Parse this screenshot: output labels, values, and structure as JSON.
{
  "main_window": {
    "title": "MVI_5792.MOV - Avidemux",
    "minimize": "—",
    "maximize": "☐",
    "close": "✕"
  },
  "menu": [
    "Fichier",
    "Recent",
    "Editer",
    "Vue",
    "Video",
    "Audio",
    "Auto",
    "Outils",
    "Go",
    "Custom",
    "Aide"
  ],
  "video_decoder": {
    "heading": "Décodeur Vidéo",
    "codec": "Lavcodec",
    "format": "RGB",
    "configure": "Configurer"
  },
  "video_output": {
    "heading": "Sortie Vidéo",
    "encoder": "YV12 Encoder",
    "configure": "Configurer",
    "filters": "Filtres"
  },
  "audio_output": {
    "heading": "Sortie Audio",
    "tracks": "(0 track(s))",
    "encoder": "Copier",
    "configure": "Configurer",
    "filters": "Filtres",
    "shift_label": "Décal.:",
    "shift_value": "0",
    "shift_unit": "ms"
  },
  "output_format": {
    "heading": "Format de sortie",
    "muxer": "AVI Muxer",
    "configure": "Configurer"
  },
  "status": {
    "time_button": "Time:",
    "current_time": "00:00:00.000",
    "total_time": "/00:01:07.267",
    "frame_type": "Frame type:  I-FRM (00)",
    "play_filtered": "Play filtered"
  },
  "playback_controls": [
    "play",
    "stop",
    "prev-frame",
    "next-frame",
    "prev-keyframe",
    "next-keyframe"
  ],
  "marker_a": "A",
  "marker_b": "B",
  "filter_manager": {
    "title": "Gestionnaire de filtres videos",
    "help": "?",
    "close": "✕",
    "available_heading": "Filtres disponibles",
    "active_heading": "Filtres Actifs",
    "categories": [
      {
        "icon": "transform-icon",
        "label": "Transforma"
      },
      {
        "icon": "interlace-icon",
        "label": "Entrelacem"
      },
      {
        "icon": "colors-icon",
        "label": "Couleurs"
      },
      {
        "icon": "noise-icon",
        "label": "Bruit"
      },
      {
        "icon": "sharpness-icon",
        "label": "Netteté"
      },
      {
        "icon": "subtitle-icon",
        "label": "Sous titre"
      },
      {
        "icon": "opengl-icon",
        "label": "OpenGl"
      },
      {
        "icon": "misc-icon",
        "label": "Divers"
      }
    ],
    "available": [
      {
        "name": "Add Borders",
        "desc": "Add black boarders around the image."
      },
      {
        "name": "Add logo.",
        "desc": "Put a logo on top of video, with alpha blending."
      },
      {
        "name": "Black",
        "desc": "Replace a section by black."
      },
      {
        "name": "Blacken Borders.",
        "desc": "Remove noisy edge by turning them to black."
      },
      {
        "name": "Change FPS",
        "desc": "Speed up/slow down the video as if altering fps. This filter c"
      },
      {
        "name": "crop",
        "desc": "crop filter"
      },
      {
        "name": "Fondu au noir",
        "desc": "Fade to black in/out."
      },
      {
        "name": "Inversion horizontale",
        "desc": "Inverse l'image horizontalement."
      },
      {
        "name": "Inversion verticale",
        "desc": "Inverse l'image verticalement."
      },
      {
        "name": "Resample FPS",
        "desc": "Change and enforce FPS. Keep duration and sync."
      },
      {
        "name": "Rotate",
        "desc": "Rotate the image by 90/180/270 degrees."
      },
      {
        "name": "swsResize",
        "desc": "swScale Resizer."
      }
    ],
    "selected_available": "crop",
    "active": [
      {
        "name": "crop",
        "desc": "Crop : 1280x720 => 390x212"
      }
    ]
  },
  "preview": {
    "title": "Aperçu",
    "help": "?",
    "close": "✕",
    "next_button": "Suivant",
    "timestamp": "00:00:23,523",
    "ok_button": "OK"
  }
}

════════════════

### EXERCISE GOAL
Working from the listing above, pick out every line that has "Inversion" and copy it.

### RESULT FOR THIS EXERCISE
        "name": "Inversion horizontale",
        "name": "Inversion verticale",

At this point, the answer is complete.